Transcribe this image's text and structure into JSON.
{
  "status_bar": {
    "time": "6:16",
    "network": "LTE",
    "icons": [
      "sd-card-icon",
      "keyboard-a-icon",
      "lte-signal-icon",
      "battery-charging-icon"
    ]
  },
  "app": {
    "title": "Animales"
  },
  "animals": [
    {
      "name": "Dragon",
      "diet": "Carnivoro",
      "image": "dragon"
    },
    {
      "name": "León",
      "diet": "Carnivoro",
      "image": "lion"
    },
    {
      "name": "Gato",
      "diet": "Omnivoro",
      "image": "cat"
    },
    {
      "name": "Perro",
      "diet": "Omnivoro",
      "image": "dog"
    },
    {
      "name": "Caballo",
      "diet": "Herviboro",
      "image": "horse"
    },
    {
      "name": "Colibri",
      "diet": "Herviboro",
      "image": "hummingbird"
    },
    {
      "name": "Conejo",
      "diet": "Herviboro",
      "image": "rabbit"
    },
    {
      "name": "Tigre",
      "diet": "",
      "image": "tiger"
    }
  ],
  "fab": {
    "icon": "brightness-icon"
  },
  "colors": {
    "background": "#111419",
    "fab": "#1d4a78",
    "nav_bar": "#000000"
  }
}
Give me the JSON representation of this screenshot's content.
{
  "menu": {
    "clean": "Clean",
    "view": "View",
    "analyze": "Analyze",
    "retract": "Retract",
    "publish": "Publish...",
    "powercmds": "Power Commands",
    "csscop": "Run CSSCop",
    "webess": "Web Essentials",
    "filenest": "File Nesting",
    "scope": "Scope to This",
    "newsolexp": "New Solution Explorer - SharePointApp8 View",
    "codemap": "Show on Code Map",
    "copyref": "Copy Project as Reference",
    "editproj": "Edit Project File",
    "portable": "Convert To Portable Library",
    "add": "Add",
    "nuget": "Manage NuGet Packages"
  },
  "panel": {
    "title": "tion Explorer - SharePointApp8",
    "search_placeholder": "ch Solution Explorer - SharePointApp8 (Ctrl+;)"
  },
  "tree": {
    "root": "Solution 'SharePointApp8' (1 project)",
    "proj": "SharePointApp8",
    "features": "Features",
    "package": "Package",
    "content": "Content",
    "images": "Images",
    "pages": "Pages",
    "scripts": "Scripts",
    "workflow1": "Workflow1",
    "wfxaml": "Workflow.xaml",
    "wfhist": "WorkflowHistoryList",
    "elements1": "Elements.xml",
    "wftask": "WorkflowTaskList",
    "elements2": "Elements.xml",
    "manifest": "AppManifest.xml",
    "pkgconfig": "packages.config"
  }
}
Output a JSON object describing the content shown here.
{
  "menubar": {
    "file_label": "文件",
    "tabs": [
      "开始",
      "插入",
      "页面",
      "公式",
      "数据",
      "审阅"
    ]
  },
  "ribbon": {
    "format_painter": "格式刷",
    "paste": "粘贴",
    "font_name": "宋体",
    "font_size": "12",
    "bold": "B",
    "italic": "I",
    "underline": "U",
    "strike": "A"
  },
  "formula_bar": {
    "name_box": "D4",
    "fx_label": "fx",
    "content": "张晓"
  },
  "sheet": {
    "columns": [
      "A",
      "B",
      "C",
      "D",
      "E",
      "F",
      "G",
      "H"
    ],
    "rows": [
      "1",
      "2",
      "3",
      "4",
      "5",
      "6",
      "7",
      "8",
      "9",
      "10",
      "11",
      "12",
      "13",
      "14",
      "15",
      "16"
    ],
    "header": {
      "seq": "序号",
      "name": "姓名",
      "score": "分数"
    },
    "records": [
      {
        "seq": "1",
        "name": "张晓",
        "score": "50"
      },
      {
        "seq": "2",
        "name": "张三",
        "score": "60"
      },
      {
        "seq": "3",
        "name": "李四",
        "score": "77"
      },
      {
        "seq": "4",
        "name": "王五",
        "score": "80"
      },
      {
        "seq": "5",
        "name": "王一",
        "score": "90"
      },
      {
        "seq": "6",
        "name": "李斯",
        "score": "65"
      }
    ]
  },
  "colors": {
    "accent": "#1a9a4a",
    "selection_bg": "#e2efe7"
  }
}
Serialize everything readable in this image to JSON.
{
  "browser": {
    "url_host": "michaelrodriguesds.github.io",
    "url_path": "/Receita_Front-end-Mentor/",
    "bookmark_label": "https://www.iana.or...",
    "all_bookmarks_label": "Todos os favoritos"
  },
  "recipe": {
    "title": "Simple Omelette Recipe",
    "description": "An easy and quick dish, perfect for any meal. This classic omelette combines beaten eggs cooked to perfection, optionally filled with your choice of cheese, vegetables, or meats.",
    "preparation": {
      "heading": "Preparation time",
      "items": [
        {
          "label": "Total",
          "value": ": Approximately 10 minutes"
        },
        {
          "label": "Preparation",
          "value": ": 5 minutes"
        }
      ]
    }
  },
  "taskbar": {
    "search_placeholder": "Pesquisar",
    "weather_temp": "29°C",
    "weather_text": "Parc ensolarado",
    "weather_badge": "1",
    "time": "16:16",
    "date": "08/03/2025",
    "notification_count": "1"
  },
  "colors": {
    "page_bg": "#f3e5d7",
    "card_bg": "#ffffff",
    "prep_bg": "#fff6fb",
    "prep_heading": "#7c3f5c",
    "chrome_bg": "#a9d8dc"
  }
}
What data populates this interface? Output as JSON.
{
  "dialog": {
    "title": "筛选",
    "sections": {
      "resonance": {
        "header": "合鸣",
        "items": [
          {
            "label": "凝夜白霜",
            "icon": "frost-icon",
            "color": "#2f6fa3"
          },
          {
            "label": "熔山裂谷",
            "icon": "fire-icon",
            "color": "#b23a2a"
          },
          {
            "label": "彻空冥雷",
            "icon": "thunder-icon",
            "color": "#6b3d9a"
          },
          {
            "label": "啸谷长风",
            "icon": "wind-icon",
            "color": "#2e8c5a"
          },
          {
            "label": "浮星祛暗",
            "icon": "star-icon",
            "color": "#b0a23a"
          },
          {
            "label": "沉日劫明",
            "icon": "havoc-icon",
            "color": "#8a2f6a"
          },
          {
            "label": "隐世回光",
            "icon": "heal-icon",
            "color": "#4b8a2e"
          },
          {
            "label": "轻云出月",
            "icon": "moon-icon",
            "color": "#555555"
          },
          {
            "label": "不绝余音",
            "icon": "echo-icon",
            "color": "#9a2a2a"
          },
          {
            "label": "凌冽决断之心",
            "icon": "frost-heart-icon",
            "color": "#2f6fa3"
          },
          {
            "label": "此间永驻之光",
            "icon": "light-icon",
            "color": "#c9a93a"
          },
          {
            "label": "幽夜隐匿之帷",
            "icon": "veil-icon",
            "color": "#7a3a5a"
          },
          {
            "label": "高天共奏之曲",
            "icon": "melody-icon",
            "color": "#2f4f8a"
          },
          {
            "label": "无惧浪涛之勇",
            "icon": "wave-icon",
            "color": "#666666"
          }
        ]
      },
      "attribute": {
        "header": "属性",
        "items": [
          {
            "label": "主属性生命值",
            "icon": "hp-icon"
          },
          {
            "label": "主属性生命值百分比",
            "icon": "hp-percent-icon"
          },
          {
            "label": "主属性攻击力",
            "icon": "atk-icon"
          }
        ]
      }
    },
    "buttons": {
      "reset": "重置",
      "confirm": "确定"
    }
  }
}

* _EXERCISE TASK_
Work out how many lines in the records above contain the word "frost", and reply with that number alone.

* _EXPECTED ANSWER_
2